== BRIEF ==
List, from the lines below, each one with "text" in it.

DATA RECORDS start

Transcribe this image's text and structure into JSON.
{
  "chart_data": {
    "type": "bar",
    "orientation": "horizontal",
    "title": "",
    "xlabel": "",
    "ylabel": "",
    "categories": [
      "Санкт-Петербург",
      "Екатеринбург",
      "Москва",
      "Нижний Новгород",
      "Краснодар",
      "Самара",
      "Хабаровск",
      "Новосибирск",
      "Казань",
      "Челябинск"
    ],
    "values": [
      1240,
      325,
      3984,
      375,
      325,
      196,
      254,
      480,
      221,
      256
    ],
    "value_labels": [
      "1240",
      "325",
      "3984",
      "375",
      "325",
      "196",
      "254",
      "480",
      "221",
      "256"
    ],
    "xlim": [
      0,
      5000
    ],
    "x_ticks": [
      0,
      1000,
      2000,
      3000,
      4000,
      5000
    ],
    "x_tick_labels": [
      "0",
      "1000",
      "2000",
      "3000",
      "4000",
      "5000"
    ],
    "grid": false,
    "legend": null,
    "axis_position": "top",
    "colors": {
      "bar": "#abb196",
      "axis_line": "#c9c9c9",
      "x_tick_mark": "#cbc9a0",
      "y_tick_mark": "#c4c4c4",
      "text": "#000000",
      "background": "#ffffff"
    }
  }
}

DATA RECORDS end

== THE OUTPUT ==
Transcribe this image's text and structure into JSON.
      "text": "#000000",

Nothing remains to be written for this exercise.